=== Exercise objective ===
Reformat each of the following records as a numbered list, one line per item, with blank lines omitted.

=== Data to use ===
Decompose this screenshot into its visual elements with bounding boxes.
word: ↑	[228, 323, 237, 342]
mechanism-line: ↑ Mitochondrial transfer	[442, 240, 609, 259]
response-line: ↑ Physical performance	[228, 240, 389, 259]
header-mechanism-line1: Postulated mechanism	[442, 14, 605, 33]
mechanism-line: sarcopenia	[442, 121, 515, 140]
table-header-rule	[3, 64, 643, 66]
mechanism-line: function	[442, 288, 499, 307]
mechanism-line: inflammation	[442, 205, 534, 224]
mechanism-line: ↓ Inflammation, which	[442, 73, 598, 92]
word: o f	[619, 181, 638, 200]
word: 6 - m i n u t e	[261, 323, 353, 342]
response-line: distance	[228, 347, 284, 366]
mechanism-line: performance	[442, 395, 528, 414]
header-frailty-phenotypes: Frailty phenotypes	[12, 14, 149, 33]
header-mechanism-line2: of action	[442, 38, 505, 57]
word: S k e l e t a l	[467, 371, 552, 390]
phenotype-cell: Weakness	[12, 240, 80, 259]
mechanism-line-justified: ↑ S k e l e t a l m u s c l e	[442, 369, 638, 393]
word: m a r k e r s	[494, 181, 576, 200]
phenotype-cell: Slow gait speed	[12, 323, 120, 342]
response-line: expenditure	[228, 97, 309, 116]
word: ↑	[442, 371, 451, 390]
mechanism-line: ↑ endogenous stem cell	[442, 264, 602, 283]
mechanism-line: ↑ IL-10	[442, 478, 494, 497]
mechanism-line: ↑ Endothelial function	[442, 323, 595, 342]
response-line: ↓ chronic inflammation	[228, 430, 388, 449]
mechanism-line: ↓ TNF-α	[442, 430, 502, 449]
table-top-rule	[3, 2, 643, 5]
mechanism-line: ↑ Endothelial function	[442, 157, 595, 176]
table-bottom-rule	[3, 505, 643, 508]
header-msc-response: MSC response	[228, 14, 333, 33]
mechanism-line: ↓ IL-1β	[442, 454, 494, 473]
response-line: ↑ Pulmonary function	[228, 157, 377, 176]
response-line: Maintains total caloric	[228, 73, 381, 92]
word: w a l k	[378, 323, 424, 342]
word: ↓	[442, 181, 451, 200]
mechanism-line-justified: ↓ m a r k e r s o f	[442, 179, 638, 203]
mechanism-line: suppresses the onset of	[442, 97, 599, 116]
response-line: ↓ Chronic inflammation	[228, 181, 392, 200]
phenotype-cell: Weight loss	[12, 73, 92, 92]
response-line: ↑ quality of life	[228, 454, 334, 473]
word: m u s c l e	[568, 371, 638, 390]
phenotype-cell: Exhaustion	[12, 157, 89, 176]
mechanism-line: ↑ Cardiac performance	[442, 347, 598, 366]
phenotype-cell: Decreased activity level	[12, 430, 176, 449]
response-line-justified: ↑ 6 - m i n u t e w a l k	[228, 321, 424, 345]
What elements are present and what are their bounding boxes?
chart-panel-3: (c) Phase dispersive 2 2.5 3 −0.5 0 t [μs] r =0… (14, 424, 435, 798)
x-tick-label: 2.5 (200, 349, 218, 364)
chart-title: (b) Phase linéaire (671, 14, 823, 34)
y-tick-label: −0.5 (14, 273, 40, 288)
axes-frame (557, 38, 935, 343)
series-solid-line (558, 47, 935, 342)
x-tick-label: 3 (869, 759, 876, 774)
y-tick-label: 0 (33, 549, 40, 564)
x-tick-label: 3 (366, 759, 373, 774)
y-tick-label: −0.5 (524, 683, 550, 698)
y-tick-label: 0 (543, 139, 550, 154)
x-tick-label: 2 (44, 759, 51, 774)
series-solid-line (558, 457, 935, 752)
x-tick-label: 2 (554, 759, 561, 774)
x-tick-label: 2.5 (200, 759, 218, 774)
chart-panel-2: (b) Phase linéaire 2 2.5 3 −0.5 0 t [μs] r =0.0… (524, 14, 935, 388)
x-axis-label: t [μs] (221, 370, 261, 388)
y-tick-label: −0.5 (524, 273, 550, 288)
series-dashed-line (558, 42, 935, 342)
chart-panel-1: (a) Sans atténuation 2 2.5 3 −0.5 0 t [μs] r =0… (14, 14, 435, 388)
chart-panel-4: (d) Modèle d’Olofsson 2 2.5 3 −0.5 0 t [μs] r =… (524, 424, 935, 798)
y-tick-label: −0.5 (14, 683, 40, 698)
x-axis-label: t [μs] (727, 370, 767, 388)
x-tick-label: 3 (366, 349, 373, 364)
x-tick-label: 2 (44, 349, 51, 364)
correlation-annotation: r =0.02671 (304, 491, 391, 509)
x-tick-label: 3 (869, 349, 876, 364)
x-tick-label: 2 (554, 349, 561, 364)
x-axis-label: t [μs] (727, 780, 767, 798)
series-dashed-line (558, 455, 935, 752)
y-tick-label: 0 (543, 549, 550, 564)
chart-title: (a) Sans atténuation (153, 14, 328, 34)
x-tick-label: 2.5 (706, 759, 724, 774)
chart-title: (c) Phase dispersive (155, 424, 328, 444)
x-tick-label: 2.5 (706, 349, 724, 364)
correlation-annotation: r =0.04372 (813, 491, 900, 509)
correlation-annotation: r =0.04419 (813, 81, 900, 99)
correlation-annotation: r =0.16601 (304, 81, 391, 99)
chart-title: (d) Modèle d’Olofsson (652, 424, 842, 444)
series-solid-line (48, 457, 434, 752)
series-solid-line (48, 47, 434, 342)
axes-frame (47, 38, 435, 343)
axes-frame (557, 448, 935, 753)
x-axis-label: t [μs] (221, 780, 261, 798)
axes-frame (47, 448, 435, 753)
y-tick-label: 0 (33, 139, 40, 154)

=== Answer below ===
1. Decompose this screenshot into its visual elements with bounding boxes.
2. word: ↑	[228, 323, 237, 342]
3. mechanism-line: ↑ Mitochondrial transfer	[442, 240, 609, 259]
4. response-line: ↑ Physical performance	[228, 240, 389, 259]
5. header-mechanism-line1: Postulated mechanism	[442, 14, 605, 33]
6. mechanism-line: sarcopenia	[442, 121, 515, 140]
7. table-header-rule	[3, 64, 643, 66]
8. mechanism-line: function	[442, 288, 499, 307]
9. mechanism-line: inflammation	[442, 205, 534, 224]
10. mechanism-line: ↓ Inflammation, which	[442, 73, 598, 92]
11. word: o f	[619, 181, 638, 200]
12. word: 6 - m i n u t e	[261, 323, 353, 342]
13. response-line: distance	[228, 347, 284, 366]
14. mechanism-line: performance	[442, 395, 528, 414]
15. header-frailty-phenotypes: Frailty phenotypes	[12, 14, 149, 33]
16. header-mechanism-line2: of action	[442, 38, 505, 57]
17. word: S k e l e t a l	[467, 371, 552, 390]
18. phenotype-cell: Weakness	[12, 240, 80, 259]
19. mechanism-line-justified: ↑ S k e l e t a l m u s c l e	[442, 369, 638, 393]
20. word: m a r k e r s	[494, 181, 576, 200]
21. phenotype-cell: Slow gait speed	[12, 323, 120, 342]
22. response-line: expenditure	[228, 97, 309, 116]
23. word: ↑	[442, 371, 451, 390]
24. mechanism-line: ↑ endogenous stem cell	[442, 264, 602, 283]
25. mechanism-line: ↑ IL-10	[442, 478, 494, 497]
26. mechanism-line: ↑ Endothelial function	[442, 323, 595, 342]
27. response-line: ↓ chronic inflammation	[228, 430, 388, 449]
28. mechanism-line: ↓ TNF-α	[442, 430, 502, 449]
29. table-top-rule	[3, 2, 643, 5]
30. mechanism-line: ↑ Endothelial function	[442, 157, 595, 176]
31. table-bottom-rule	[3, 505, 643, 508]
32. header-msc-response: MSC response	[228, 14, 333, 33]
33. mechanism-line: ↓ IL-1β	[442, 454, 494, 473]
34. response-line: ↑ Pulmonary function	[228, 157, 377, 176]
35. response-line: Maintains total caloric	[228, 73, 381, 92]
36. word: w a l k	[378, 323, 424, 342]
37. word: ↓	[442, 181, 451, 200]
38. mechanism-line-justified: ↓ m a r k e r s o f	[442, 179, 638, 203]
39. mechanism-line: suppresses the onset of	[442, 97, 599, 116]
40. response-line: ↓ Chronic inflammation	[228, 181, 392, 200]
41. phenotype-cell: Weight loss	[12, 73, 92, 92]
42. response-line: ↑ quality of life	[228, 454, 334, 473]
43. word: m u s c l e	[568, 371, 638, 390]
44. phenotype-cell: Exhaustion	[12, 157, 89, 176]
45. mechanism-line: ↑ Cardiac performance	[442, 347, 598, 366]
46. phenotype-cell: Decreased activity level	[12, 430, 176, 449]
47. response-line-justified: ↑ 6 - m i n u t e w a l k	[228, 321, 424, 345]
48. What elements are present and what are their bounding boxes?
49. chart-panel-3: (c) Phase dispersive 2 2.5 3 −0.5 0 t [μs] r =0… (14, 424, 435, 798)
50. x-tick-label: 2.5 (200, 349, 218, 364)
51. chart-title: (b) Phase linéaire (671, 14, 823, 34)
52. y-tick-label: −0.5 (14, 273, 40, 288)
53. axes-frame (557, 38, 935, 343)
54. series-solid-line (558, 47, 935, 342)
55. x-tick-label: 3 (869, 759, 876, 774)
56. y-tick-label: 0 (33, 549, 40, 564)
57. x-tick-label: 3 (366, 759, 373, 774)
58. y-tick-label: −0.5 (524, 683, 550, 698)
59. y-tick-label: 0 (543, 139, 550, 154)
60. x-tick-label: 2 (44, 759, 51, 774)
61. series-solid-line (558, 457, 935, 752)
62. x-tick-label: 2 (554, 759, 561, 774)
63. x-tick-label: 2.5 (200, 759, 218, 774)
64. chart-panel-2: (b) Phase linéaire 2 2.5 3 −0.5 0 t [μs] r =0.0… (524, 14, 935, 388)
65. x-axis-label: t [μs] (221, 370, 261, 388)
66. y-tick-label: −0.5 (524, 273, 550, 288)
67. series-dashed-line (558, 42, 935, 342)
68. chart-panel-1: (a) Sans atténuation 2 2.5 3 −0.5 0 t [μs] r =0… (14, 14, 435, 388)
69. chart-panel-4: (d) Modèle d’Olofsson 2 2.5 3 −0.5 0 t [μs] r =… (524, 424, 935, 798)
70. y-tick-label: −0.5 (14, 683, 40, 698)
71. x-axis-label: t [μs] (727, 370, 767, 388)
72. x-tick-label: 3 (366, 349, 373, 364)
73. x-tick-label: 2 (44, 349, 51, 364)
74. correlation-annotation: r =0.02671 (304, 491, 391, 509)
75. x-tick-label: 3 (869, 349, 876, 364)
76. x-tick-label: 2 (554, 349, 561, 364)
77. x-axis-label: t [μs] (727, 780, 767, 798)
78. series-dashed-line (558, 455, 935, 752)
79. y-tick-label: 0 (543, 549, 550, 564)
80. chart-title: (a) Sans atténuation (153, 14, 328, 34)
81. x-tick-label: 2.5 (706, 759, 724, 774)
82. chart-title: (c) Phase dispersive (155, 424, 328, 444)
83. x-tick-label: 2.5 (706, 349, 724, 364)
84. correlation-annotation: r =0.04372 (813, 491, 900, 509)
85. correlation-annotation: r =0.04419 (813, 81, 900, 99)
86. correlation-annotation: r =0.16601 (304, 81, 391, 99)
87. chart-title: (d) Modèle d’Olofsson (652, 424, 842, 444)
88. series-solid-line (48, 457, 434, 752)
89. series-solid-line (48, 47, 434, 342)
90. axes-frame (47, 38, 435, 343)
91. axes-frame (557, 448, 935, 753)
92. x-axis-label: t [μs] (221, 780, 261, 798)
93. axes-frame (47, 448, 435, 753)
94. y-tick-label: 0 (33, 139, 40, 154)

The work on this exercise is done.